> [PROBLEM DETAILS] Pick out the lines below with "JSON" and list them.

> [RECORD EXTRACTS]
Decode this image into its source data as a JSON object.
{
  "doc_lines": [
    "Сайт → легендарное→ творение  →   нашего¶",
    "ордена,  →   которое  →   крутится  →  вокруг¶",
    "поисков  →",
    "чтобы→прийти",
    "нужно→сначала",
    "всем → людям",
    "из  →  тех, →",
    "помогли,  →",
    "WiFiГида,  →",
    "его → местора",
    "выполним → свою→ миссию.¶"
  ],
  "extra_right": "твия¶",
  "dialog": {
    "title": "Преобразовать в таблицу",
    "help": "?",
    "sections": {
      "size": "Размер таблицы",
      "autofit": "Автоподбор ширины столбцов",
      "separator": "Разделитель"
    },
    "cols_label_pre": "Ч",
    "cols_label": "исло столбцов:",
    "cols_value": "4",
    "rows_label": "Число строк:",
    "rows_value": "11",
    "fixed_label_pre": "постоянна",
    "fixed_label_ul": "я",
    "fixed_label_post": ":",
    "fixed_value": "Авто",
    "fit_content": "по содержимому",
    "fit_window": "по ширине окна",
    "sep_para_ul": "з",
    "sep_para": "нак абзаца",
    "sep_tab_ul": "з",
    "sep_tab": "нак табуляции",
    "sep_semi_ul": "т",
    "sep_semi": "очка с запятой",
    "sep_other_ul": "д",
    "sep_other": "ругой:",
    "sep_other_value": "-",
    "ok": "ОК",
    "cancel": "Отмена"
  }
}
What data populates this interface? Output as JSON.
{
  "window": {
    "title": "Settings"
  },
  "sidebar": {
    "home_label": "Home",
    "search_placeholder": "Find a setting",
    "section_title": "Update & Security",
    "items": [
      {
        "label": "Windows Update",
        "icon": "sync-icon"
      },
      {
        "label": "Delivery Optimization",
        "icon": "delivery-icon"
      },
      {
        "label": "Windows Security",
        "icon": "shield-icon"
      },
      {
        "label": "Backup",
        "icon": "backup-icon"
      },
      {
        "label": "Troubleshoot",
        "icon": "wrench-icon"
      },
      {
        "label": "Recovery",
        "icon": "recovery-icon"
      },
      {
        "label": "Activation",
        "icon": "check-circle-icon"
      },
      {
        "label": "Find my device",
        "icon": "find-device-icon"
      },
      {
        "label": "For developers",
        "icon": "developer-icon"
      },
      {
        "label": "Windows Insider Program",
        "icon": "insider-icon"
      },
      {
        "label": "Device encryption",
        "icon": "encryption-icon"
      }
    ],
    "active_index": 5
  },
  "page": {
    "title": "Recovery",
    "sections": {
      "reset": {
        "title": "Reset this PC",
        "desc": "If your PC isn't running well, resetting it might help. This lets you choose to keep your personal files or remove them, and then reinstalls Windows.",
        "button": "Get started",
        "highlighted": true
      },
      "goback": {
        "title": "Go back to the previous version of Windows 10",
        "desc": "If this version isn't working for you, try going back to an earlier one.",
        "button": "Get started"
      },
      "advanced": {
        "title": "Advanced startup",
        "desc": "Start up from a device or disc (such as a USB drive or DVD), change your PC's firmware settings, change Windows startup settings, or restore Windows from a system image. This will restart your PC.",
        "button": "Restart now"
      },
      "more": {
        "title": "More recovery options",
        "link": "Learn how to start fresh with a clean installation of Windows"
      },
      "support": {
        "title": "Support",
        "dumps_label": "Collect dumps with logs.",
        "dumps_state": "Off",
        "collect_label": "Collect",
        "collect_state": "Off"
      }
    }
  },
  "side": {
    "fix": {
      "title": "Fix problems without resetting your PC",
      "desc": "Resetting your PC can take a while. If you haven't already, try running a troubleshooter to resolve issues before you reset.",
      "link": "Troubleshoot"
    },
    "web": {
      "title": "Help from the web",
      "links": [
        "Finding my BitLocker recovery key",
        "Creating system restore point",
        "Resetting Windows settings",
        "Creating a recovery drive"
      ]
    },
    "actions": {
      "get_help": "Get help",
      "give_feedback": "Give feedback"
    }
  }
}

> [RESPONSE TO THIS EXERCISE]
Decode this image into its source data as a JSON object.
What data populates this interface? Output as JSON.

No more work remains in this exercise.